Stored entries
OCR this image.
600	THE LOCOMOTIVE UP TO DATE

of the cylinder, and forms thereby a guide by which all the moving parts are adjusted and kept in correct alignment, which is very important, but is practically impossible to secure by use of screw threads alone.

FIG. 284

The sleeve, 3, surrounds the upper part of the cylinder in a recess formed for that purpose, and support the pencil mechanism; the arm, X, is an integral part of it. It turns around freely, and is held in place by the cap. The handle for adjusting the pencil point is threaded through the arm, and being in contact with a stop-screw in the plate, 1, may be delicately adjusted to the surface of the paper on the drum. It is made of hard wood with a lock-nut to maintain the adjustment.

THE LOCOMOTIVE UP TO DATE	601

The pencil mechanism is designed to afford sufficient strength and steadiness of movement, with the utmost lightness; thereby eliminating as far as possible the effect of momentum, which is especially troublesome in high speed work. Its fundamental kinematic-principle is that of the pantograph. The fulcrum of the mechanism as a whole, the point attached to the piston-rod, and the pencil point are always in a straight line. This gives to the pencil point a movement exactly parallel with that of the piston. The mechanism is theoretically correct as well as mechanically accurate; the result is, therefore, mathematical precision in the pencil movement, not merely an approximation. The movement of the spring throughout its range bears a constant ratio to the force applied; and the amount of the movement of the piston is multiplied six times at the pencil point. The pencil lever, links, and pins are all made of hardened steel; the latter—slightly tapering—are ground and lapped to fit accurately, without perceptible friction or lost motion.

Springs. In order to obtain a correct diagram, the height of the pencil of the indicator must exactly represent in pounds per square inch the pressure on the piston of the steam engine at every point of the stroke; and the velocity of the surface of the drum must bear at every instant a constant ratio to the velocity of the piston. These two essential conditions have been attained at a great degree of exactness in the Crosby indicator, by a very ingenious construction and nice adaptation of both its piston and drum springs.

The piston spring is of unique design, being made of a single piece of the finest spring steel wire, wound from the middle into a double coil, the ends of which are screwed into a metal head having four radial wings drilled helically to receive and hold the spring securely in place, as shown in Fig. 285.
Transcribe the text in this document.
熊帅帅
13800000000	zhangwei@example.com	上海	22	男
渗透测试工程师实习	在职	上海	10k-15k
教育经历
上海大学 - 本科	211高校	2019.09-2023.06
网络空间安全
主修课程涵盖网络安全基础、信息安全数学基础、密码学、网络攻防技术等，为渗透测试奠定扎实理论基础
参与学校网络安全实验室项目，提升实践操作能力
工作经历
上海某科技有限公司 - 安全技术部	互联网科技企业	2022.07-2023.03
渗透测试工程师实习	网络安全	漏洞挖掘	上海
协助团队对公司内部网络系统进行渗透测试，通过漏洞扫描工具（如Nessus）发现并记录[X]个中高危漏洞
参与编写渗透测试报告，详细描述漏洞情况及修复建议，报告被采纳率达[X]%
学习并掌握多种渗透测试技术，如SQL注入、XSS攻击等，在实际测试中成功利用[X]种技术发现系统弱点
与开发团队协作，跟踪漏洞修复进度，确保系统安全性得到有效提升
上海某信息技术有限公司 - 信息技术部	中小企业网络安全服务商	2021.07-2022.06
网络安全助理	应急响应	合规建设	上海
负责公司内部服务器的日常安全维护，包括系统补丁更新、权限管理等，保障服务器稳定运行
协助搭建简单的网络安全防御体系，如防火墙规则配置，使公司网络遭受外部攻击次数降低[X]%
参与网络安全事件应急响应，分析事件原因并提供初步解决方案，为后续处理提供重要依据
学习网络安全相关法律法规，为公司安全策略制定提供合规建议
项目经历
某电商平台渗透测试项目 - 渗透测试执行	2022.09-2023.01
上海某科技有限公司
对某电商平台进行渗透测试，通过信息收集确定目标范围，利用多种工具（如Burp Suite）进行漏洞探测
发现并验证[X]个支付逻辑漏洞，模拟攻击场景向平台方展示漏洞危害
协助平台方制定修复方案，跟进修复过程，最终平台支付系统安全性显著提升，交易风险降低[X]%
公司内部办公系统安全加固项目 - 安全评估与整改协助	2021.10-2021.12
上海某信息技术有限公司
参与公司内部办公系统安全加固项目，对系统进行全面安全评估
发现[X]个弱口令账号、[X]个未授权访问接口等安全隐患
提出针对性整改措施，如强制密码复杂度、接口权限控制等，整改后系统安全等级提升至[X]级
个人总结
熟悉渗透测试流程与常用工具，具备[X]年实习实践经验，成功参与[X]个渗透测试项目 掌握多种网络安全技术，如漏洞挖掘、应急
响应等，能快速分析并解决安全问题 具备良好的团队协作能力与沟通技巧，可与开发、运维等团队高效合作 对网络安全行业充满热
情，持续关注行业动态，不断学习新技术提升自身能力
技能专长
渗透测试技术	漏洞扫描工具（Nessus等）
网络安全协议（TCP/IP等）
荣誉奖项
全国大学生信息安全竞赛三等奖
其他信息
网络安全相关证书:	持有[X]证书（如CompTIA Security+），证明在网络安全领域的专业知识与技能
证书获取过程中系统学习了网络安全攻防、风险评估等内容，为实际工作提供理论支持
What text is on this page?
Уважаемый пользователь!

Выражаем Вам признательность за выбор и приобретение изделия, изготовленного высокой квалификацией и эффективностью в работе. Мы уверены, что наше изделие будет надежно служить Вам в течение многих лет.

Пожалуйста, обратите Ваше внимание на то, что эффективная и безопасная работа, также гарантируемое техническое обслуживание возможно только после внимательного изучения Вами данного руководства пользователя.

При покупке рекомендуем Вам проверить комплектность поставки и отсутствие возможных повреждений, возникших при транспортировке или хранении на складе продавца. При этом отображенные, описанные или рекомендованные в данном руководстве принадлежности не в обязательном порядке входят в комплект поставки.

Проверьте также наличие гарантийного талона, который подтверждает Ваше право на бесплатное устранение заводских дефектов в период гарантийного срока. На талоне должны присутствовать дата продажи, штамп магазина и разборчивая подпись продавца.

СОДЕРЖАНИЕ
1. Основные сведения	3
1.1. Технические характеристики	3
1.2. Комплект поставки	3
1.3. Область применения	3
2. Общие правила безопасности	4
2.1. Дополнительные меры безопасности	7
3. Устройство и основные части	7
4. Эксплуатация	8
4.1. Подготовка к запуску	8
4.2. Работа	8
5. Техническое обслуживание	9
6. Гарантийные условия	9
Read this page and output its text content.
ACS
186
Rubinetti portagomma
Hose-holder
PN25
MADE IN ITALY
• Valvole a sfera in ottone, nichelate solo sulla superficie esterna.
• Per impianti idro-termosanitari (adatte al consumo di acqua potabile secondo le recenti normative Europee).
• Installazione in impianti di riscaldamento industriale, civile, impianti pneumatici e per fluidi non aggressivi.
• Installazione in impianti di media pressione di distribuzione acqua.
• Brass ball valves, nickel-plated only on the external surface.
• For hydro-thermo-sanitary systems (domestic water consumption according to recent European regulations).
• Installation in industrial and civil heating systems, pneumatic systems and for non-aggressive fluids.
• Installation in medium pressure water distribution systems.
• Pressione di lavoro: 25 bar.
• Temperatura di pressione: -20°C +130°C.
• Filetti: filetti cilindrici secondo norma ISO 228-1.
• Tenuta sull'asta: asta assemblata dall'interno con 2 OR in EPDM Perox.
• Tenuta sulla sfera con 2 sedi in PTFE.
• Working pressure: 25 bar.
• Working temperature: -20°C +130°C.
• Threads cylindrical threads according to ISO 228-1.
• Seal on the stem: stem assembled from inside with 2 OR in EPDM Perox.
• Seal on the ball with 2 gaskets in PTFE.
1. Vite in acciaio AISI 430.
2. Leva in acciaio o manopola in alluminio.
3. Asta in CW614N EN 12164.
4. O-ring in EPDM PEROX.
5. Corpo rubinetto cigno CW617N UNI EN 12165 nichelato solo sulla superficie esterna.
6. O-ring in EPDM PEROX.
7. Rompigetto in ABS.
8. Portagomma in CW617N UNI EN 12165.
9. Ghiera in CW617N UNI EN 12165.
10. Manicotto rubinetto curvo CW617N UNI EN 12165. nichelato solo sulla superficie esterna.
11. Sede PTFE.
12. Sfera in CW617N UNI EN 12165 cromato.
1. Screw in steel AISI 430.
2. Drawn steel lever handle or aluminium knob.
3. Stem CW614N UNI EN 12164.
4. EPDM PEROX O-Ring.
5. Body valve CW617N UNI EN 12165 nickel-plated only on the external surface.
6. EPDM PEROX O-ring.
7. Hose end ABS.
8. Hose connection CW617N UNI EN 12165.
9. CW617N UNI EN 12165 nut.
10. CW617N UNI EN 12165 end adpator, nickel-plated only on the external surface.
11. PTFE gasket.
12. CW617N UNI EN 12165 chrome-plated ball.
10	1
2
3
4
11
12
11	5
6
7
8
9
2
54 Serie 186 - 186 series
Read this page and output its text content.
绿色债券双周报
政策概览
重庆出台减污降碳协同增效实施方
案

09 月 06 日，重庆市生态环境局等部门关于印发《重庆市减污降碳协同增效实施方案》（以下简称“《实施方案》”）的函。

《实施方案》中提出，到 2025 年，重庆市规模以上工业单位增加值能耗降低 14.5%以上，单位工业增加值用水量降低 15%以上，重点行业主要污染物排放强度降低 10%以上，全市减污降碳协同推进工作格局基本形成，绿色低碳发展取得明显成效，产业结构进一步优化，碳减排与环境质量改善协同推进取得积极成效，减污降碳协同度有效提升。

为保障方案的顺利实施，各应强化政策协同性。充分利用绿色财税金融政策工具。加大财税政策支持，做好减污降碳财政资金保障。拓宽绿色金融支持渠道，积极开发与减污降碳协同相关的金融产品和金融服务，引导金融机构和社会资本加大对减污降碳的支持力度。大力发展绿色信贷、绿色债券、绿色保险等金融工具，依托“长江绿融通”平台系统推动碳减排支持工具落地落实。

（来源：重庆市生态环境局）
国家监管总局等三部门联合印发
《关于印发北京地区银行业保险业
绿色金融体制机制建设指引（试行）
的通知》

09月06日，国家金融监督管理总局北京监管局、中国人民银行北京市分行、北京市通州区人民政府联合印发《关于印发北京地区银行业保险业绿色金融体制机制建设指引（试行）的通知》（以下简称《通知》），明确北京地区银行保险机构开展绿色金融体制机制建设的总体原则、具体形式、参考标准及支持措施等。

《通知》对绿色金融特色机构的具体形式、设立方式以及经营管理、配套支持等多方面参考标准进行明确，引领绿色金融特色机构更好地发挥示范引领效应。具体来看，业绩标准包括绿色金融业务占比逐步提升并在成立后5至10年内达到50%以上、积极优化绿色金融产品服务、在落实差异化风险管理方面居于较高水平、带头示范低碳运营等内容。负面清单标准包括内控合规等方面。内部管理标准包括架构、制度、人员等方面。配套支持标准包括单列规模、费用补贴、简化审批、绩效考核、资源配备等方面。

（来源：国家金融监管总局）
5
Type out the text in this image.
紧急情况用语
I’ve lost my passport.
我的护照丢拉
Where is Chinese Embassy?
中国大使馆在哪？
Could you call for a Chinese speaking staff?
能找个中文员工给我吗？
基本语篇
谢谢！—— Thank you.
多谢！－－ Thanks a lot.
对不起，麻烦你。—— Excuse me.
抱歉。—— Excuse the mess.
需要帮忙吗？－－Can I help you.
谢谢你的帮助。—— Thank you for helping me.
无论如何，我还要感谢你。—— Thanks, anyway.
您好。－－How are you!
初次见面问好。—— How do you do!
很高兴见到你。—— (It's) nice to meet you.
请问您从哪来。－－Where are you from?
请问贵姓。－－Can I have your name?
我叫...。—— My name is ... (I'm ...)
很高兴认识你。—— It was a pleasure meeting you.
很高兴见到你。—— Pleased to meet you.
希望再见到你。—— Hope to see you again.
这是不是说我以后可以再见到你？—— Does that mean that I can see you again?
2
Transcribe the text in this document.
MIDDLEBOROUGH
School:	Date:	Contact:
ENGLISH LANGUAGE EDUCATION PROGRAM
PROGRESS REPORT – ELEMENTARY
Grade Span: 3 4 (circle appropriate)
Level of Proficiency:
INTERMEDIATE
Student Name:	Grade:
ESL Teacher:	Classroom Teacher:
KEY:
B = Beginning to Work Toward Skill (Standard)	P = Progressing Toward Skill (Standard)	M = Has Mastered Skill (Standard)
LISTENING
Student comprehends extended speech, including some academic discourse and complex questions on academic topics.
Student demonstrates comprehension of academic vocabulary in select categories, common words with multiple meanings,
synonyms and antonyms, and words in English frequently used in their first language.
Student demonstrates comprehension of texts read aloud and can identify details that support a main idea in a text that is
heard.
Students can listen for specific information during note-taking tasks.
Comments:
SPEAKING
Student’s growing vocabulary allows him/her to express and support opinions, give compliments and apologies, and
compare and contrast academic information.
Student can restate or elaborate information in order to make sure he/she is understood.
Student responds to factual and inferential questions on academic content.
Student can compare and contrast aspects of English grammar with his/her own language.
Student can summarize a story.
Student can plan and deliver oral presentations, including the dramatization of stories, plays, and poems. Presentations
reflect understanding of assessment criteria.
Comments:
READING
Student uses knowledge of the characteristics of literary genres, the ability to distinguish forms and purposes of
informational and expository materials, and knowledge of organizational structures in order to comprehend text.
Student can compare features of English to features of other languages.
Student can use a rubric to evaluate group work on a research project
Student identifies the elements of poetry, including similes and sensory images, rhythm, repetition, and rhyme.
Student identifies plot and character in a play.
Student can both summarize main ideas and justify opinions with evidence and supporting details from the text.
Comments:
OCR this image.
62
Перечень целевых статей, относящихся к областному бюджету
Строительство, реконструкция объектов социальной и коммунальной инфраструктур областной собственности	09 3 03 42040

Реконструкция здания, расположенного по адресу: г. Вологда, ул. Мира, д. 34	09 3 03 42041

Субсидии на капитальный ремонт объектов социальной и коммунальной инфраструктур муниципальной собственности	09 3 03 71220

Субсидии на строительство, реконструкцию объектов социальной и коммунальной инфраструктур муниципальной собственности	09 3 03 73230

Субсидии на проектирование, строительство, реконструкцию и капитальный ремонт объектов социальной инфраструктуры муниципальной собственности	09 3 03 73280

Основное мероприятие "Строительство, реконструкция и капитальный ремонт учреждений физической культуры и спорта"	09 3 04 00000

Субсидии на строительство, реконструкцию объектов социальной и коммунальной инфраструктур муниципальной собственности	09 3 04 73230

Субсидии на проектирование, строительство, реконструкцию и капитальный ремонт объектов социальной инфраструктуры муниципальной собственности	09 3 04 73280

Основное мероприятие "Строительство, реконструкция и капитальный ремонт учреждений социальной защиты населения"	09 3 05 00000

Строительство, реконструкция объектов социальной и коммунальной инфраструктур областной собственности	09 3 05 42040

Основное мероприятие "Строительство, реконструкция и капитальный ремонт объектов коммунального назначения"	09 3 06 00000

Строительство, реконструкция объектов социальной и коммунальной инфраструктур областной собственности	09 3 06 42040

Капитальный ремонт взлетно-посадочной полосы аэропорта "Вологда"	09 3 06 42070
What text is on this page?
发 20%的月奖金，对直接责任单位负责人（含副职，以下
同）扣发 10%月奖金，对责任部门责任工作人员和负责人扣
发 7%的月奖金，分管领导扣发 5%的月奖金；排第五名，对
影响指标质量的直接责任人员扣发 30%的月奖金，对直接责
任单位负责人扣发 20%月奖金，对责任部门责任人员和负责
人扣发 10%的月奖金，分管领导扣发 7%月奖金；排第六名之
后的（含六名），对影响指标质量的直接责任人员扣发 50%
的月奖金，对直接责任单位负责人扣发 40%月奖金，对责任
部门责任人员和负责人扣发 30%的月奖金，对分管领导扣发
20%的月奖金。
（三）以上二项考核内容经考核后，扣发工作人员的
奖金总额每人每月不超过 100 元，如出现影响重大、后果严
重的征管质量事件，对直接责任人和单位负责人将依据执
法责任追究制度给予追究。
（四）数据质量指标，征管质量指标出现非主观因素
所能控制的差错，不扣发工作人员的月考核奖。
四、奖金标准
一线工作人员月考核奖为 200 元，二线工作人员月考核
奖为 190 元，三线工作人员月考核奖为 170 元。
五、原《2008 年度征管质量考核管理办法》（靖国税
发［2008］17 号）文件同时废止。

* The problem:
Filter the records, keeping only lines that contain "Thanks", and show those lines.

* Task response:
多谢！－－ Thanks a lot.
无论如何，我还要感谢你。—— Thanks, anyway.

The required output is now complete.